WHAT THIS TASK INVOLVES —
Copy out all lines with the word "xlabel" in them.

RECORDS PROVIDED —
* * *

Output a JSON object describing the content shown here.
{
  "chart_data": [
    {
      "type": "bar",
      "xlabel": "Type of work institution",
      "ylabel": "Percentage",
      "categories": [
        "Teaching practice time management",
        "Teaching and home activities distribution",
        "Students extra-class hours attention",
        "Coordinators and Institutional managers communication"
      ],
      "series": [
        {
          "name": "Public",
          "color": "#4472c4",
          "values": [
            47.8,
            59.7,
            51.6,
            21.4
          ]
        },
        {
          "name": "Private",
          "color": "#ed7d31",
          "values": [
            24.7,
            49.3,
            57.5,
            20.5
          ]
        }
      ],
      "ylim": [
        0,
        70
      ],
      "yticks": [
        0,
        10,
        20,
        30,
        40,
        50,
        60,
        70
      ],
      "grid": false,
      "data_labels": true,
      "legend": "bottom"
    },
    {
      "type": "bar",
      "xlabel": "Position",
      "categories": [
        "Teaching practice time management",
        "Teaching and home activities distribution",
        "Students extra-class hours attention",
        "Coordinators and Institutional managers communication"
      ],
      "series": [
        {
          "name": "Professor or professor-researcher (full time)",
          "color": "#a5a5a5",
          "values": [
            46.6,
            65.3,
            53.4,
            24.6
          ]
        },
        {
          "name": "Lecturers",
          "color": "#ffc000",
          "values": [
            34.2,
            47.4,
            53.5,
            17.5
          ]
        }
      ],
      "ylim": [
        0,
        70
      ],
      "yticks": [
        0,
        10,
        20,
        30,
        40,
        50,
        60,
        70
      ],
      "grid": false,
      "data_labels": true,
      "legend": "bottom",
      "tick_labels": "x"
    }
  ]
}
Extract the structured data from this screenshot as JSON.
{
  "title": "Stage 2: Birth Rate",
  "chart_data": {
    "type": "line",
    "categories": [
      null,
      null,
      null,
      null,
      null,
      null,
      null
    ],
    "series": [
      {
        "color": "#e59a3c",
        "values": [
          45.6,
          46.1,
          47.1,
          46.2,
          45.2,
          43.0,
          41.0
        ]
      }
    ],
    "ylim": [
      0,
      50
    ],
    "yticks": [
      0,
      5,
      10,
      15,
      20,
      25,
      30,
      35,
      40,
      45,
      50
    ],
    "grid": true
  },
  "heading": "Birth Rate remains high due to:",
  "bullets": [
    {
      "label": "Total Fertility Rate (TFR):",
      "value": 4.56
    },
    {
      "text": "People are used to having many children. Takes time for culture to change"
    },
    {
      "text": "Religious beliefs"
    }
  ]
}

* * *

ANSWER TO THIS PROBLEM —
      "xlabel": "Type of work institution",
      "xlabel": "Position",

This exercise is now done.